P
US10480852B2ActiveUtilityPatentIndex 27

System and method for liquefaction of natural gas

Assignee: DRESSER RAND COPriority: Dec 12, 2014Filed: Dec 3, 2015Granted: Nov 19, 2019
Est. expiryDec 12, 2034(~8.4 yrs left)· nominal 20-yr term from priority
Inventors:BARDON PATRICEKIM HONGPYOROMEIKE MATTHEW
F25J 1/0097F25J 1/0022F25J 1/0212F25J 1/0291F25J 1/0055
27
PatentIndex Score
0
Cited by
28
References
20
Claims

Abstract

A liquefaction system and method for producing liquefied natural gas (LNG) is provided. The liquefaction system may include a heat exchanger to cool natural gas to LNG, a first compressor to compress and combine first and second portions of a single mixed refrigerant from the heat exchanger, a first cooler to cool the single mixed refrigerant from the first compressor to a first liquid phase and a gaseous phase, and a first liquid separator to separate the first liquid phase from the gaseous phase. The liquefaction system may also include a second compressor to compress the gaseous phase, a second cooler to cool the compressed gaseous phase to a second liquid phase and the second portion of the single mixed refrigerant, a second liquid separator to separate the second liquid phase from the second portion of the single mixed refrigerant, and a pump to pressurize the first liquid phase.

• Information provided
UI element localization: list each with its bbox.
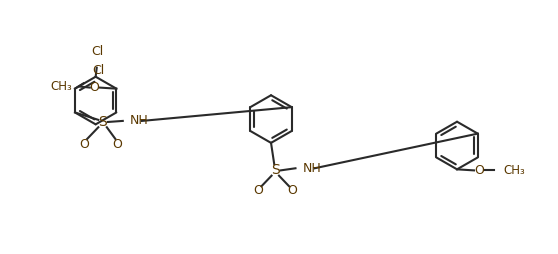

• Given instruction 1
According to the natural gas liquefaction page, what component separates the first liquid phase from the gaseous phase?
• Given instruction 2
Go on with the natural gas liquefaction page from where it stops.

• Expected output 1
A first liquid separator.

• Expected output 2
Claims

exact text as granted — not AI-modified
We claim: 
     
       1. A method for producing liquefied natural gas, comprising:
 fluidly coupling a source of natural gas to an inlet of a heat exchanger; 
 feeding natural gas from the source of natural gas through the inlet of the heat exchanger; 
 compressing a first portion of a single mixed refrigerant in a first compressor; 
 compressing a second portion of the single mixed refrigerant in the first compressor; 
 combining the first portion of the single mixed refrigerant with the second portion of the single mixed refrigerant in the first compressor to produce the single mixed refrigerant; 
 cooling the single mixed refrigerant in a first cooler to produce a first liquid phase and a gaseous phase; 
 separating the first liquid phase from the gaseous phase in a first liquid separator; 
 compressing the gaseous phase in a second compressor; 
 cooling the compressed gaseous phase in a second cooler to produce a second liquid phase and the second portion of the single mixed refrigerant; 
 separating the second liquid phase from the second portion of the single mixed refrigerant in a second liquid separator; 
 pressurizing the first liquid phase in a pump fluidly coupled with the first liquid separator; 
 combining the first liquid phase from the pump with the second liquid phase from the second liquid separator to produce the first portion of the single mixed refrigerant; 
 feeding the first portion of the single mixed refrigerant and the second portion of the single mixed refrigerant to the heat exchanger to cool at least a portion of the natural gas fed to the heat exchanger from the source of natural gas to produce the liquefied natural gas; 
 fluidly coupling a storage tank to an outlet of the heat exchanger; and 
 feeding the liquefied natural gas into the storage tank through the outlet of the heat exchanger. 
 
     
     
       2. The method of  claim 1 , wherein compressing the first portion of the single mixed refrigerant in the first compressor comprises receiving the first portion of the single mixed refrigerant from the heat exchanger at a first stage of the first compressor. 
     
     
       3. The method of  claim 1 , wherein compressing the second portion of the single mixed refrigerant in the first compressor comprises receiving the second portion of the single mixed refrigerant from the heat exchanger at an intermediate stage of the first compressor. 
     
     
       4. The method of  claim 1 , wherein feeding the natural gas through the heat exchanger comprises:
 feeding the natural gas through a pre-cooling zone of the heat exchanger; and 
 feeding the natural gas through a liquefaction zone of the heat exchanger.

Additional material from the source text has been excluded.